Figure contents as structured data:
────

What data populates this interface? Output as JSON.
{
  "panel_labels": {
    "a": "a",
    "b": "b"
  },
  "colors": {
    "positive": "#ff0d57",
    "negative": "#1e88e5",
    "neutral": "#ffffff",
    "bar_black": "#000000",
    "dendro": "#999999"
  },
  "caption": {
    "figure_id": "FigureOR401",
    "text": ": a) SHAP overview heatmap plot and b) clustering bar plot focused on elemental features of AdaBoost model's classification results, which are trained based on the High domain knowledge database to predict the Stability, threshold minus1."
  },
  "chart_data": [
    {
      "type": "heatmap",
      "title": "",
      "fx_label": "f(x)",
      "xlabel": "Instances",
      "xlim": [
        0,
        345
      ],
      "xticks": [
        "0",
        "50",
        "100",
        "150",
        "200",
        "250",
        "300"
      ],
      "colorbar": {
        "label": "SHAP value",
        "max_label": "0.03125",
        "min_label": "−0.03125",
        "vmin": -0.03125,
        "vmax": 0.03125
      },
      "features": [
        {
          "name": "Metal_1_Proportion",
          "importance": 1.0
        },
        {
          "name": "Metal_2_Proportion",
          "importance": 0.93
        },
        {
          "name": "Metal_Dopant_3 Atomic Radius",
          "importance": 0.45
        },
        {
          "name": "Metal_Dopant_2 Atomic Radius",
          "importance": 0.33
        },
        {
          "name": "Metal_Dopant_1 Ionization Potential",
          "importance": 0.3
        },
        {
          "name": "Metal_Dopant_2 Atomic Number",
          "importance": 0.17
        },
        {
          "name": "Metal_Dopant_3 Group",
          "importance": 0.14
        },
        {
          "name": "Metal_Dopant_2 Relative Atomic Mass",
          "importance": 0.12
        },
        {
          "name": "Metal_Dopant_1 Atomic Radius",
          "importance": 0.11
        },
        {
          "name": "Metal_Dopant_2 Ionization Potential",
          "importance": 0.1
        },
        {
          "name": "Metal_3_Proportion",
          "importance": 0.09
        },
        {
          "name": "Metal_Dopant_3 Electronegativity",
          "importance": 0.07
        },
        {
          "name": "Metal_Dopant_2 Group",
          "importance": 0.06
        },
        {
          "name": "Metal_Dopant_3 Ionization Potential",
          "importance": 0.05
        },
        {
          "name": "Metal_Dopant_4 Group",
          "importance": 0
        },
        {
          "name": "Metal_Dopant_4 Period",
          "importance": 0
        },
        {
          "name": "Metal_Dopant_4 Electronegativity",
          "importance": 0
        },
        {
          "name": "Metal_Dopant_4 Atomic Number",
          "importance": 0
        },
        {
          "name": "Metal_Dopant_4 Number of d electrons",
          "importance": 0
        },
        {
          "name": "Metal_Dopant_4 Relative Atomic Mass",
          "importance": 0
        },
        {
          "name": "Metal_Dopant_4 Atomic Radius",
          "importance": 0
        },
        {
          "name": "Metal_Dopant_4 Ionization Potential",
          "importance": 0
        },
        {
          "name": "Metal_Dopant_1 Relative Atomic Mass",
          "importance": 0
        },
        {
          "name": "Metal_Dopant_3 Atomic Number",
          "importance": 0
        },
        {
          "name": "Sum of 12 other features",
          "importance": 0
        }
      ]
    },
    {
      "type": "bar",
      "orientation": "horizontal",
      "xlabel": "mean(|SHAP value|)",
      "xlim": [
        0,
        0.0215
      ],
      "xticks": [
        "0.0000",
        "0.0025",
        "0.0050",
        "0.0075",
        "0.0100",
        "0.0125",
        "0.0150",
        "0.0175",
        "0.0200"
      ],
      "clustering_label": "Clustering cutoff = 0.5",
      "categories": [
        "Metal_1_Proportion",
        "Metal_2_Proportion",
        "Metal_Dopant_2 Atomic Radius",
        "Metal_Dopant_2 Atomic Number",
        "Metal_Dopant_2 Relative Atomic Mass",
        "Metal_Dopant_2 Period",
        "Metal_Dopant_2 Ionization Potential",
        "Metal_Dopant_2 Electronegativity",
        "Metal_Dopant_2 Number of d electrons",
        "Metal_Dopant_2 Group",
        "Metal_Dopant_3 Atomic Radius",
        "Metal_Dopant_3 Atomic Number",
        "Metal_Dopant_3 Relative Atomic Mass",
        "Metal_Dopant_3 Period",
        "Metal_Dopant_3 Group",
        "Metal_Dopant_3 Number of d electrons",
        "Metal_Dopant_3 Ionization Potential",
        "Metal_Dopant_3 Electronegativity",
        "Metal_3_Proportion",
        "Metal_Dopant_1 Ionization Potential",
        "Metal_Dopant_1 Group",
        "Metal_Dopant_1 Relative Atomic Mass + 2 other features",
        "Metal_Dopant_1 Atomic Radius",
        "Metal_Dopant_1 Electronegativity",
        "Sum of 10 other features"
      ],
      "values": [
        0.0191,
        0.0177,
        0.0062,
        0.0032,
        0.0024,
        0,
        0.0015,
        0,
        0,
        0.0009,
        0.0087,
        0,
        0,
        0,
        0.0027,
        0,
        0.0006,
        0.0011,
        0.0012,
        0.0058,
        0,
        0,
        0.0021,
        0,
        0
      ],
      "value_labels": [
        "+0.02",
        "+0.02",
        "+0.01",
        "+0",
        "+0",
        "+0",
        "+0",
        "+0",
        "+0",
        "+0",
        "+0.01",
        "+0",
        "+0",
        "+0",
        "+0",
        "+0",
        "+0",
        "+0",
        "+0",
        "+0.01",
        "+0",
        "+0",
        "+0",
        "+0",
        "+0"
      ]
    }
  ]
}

────

Using the listing above, return all lines where the word "Ionization" occurs.

FINISHED TASK ▸
          "name": "Metal_Dopant_1 Ionization Potential",
          "name": "Metal_Dopant_2 Ionization Potential",
          "name": "Metal_Dopant_3 Ionization Potential",
          "name": "Metal_Dopant_4 Ionization Potential",
        "Metal_Dopant_2 Ionization Potential",
        "Metal_Dopant_3 Ionization Potential",
        "Metal_Dopant_1 Ionization Potential",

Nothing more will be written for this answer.